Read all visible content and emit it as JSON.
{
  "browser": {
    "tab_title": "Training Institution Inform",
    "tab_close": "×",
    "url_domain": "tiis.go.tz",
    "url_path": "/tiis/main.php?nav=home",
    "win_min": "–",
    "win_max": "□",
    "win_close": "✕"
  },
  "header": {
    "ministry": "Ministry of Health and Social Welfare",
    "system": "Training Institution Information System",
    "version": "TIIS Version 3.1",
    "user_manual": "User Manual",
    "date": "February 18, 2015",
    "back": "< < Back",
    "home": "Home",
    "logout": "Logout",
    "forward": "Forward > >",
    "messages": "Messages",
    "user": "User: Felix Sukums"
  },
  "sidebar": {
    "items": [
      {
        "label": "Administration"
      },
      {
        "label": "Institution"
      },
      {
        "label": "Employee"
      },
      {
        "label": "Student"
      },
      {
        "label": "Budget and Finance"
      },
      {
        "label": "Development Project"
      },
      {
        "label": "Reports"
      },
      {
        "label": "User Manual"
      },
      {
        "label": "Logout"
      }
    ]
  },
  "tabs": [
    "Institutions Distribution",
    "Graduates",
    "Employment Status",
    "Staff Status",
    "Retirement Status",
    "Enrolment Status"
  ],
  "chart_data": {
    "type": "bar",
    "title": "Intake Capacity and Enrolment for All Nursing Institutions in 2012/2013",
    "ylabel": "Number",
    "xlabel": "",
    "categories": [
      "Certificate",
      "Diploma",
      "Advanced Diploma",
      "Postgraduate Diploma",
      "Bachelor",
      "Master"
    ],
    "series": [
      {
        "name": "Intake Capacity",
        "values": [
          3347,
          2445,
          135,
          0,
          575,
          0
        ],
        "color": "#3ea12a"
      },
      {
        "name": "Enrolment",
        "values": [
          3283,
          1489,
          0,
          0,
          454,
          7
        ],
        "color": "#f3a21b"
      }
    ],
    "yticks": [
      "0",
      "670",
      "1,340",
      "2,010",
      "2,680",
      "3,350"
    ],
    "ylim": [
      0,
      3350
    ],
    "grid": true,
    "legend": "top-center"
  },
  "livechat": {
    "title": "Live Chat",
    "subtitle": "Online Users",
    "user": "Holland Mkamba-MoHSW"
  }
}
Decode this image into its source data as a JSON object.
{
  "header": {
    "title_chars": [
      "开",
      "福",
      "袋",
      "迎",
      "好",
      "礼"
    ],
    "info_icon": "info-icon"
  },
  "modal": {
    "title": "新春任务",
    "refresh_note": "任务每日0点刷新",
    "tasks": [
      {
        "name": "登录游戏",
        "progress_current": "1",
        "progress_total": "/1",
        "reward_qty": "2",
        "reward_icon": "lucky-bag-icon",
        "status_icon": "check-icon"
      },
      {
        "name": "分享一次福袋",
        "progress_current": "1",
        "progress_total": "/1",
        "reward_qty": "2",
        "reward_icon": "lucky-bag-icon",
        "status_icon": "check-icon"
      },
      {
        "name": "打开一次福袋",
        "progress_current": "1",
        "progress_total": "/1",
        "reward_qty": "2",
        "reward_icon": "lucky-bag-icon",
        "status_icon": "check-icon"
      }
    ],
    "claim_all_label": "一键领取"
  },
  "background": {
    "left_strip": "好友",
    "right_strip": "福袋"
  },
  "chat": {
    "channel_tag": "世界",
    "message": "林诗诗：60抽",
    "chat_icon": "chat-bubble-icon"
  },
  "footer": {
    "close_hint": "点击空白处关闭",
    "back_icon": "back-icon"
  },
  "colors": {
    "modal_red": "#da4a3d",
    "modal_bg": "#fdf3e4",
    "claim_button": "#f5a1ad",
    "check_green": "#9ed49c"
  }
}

= = =

## Description of the task
Gather all lines with the string "Manual" from the data.

## Solved problem
    "user_manual": "User Manual",
        "label": "User Manual"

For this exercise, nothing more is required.